Recorded information:

— START —

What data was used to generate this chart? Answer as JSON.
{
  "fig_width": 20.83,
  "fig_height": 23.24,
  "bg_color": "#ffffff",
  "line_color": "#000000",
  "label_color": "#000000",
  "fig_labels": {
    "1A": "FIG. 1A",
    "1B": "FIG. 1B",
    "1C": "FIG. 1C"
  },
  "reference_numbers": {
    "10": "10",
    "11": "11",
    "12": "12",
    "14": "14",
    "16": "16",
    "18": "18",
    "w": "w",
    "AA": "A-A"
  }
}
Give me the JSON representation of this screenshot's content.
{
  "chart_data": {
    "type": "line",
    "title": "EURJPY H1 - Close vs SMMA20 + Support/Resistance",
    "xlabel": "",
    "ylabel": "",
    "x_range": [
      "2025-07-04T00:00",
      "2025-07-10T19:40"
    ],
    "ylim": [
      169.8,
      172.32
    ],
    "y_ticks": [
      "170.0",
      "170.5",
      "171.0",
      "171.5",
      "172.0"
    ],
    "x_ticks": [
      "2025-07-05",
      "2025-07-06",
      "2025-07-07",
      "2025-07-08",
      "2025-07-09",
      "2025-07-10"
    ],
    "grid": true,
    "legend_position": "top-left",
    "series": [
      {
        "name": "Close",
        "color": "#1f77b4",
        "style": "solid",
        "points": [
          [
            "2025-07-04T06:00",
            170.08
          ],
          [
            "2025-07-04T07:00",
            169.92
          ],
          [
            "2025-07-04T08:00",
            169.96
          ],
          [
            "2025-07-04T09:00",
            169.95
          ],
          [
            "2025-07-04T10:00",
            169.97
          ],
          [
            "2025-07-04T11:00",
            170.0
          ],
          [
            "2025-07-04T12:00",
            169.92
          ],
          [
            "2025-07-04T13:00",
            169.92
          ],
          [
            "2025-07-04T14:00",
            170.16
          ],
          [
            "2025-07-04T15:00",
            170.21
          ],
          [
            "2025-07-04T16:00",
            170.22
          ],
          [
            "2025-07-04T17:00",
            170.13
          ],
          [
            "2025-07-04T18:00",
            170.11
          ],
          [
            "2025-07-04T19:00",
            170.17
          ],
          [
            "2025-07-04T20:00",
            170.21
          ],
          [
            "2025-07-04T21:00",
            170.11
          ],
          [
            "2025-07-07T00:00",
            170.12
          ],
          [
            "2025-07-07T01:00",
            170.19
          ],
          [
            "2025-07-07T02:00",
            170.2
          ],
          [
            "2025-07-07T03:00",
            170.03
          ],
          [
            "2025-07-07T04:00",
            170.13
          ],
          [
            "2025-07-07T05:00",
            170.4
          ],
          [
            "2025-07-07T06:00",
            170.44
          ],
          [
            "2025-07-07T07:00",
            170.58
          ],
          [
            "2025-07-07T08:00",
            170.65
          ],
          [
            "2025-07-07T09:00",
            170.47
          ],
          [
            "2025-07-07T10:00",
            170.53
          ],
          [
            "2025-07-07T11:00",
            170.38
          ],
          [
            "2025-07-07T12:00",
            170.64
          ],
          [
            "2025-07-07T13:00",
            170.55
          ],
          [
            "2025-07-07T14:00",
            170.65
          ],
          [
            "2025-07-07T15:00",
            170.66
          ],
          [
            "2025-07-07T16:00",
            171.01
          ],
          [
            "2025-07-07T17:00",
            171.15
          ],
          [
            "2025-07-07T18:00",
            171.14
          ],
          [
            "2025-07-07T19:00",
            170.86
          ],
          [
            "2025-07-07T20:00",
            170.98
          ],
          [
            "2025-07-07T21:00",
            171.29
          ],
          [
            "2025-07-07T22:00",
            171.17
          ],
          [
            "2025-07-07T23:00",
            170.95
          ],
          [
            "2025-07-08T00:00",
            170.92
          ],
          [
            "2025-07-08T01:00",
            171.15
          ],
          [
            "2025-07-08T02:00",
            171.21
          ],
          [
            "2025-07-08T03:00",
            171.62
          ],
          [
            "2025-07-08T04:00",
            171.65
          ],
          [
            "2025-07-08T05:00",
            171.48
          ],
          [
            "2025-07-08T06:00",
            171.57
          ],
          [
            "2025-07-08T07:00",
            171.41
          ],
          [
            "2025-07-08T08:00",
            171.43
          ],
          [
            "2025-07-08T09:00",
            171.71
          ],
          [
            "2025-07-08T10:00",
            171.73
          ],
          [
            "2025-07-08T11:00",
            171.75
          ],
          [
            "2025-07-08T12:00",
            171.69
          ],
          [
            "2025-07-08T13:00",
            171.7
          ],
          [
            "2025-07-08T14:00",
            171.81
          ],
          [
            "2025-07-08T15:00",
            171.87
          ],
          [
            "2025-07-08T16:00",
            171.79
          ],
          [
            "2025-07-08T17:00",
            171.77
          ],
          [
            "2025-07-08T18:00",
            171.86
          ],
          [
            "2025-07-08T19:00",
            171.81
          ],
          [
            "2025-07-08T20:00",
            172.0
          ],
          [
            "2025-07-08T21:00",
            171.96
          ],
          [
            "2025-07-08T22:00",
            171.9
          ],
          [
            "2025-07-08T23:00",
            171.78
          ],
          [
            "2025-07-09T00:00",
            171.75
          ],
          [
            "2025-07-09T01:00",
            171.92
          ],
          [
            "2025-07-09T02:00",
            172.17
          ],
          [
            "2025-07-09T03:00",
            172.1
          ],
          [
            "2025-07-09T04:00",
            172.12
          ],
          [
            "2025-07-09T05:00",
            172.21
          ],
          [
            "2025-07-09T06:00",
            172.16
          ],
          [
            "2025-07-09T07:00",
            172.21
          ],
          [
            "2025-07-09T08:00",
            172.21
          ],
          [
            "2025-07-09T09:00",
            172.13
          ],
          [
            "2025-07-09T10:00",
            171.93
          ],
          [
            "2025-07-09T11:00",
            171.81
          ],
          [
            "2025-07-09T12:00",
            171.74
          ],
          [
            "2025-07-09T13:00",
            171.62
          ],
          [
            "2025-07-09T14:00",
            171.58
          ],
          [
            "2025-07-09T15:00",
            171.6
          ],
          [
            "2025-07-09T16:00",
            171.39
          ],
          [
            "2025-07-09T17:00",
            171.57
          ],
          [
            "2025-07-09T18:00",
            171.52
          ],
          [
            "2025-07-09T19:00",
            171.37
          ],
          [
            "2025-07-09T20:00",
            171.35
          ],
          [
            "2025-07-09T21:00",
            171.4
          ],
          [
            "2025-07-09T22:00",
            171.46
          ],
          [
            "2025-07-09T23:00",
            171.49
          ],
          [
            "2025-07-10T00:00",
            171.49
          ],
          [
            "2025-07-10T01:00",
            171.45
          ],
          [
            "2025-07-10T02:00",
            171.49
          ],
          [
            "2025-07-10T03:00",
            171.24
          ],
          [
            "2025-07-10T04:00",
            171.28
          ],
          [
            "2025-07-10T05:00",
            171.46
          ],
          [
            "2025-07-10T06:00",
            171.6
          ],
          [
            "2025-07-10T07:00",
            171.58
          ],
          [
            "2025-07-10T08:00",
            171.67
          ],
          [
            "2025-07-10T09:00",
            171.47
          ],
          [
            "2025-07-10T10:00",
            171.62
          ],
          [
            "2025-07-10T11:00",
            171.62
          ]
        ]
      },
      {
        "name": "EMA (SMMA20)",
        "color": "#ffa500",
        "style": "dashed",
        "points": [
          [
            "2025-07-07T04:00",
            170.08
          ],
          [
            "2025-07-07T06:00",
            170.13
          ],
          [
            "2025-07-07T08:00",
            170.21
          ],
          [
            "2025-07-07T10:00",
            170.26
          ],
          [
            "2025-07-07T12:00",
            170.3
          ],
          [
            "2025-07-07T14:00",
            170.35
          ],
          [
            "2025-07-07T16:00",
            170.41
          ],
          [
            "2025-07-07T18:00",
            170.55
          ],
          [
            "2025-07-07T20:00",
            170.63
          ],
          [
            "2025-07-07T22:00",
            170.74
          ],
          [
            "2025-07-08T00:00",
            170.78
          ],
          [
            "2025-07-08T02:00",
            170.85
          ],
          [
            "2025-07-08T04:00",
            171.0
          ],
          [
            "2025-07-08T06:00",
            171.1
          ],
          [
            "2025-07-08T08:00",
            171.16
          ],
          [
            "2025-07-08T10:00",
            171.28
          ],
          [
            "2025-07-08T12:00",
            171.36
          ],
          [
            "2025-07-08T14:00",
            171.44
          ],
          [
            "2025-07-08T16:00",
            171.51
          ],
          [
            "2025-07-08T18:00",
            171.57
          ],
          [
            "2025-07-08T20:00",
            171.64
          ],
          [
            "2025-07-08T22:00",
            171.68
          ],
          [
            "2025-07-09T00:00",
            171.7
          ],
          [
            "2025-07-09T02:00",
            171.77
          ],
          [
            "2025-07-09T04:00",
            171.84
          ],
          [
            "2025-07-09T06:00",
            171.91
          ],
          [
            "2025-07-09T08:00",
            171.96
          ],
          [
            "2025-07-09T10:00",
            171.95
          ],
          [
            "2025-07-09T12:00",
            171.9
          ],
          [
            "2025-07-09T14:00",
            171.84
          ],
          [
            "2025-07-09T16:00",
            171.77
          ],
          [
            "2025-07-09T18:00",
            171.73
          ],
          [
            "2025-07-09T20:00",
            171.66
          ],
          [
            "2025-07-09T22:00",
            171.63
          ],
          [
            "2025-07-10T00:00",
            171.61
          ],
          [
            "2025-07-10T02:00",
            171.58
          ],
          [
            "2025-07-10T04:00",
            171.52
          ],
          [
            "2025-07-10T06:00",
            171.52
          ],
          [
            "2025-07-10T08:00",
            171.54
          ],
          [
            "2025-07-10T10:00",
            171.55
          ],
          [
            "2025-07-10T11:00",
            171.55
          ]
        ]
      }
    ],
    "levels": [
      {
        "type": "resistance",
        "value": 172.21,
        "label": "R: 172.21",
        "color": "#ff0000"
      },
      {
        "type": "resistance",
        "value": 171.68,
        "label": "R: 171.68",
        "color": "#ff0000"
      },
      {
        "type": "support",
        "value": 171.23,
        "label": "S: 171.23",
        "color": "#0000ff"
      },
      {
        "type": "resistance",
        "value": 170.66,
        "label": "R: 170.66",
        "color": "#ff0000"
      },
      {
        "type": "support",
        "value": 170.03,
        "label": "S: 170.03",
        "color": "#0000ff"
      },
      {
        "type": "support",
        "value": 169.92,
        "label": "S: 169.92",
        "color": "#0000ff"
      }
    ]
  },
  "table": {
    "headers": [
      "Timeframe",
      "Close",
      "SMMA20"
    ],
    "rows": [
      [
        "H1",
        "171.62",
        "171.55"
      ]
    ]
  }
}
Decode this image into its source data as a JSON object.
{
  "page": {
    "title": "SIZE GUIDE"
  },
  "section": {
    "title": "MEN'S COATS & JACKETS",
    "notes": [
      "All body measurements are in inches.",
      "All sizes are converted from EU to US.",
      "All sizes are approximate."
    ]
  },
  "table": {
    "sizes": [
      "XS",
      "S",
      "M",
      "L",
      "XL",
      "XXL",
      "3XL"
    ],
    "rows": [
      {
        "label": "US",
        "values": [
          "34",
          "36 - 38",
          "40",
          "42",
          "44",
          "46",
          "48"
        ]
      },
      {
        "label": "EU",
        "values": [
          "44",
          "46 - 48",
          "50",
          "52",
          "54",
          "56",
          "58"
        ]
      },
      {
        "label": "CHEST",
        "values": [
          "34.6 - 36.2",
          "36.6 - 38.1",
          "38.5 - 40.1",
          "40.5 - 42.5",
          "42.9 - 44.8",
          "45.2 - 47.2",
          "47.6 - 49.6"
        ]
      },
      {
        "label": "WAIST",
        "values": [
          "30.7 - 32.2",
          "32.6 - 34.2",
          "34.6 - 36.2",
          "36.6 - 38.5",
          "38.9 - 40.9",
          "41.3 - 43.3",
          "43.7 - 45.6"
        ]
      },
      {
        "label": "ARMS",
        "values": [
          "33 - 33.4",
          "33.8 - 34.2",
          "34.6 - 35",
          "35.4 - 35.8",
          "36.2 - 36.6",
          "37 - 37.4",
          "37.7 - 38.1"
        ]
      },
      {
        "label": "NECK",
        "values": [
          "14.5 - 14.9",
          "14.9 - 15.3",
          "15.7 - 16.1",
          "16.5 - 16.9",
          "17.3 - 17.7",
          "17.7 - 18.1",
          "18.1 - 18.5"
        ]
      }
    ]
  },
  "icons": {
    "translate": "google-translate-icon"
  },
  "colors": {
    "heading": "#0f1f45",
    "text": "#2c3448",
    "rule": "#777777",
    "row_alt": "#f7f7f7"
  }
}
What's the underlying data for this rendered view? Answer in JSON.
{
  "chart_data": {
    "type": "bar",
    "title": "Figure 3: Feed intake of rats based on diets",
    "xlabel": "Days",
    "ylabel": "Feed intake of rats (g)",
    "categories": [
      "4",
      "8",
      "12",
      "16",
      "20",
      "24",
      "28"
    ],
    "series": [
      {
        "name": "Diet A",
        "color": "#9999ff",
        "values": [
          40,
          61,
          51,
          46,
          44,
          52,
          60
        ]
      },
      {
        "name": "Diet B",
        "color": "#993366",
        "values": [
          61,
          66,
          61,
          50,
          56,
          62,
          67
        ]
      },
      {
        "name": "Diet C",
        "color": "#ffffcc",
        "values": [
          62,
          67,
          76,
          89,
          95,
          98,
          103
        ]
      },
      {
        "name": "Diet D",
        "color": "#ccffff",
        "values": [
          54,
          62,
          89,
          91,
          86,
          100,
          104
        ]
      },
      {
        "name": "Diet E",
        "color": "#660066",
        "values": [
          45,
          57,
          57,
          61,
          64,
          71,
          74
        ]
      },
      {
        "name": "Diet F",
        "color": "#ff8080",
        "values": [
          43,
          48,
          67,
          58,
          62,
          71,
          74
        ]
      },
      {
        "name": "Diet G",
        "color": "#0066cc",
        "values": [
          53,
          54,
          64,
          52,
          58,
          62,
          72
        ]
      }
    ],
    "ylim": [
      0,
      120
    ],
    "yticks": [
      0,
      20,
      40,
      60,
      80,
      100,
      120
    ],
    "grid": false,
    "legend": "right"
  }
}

— END —

Goal: Search the data for "sizes". Copy every line that has it.

Correct result:
      "All sizes are converted from EU to US.",
      "All sizes are approximate."
    "sizes": [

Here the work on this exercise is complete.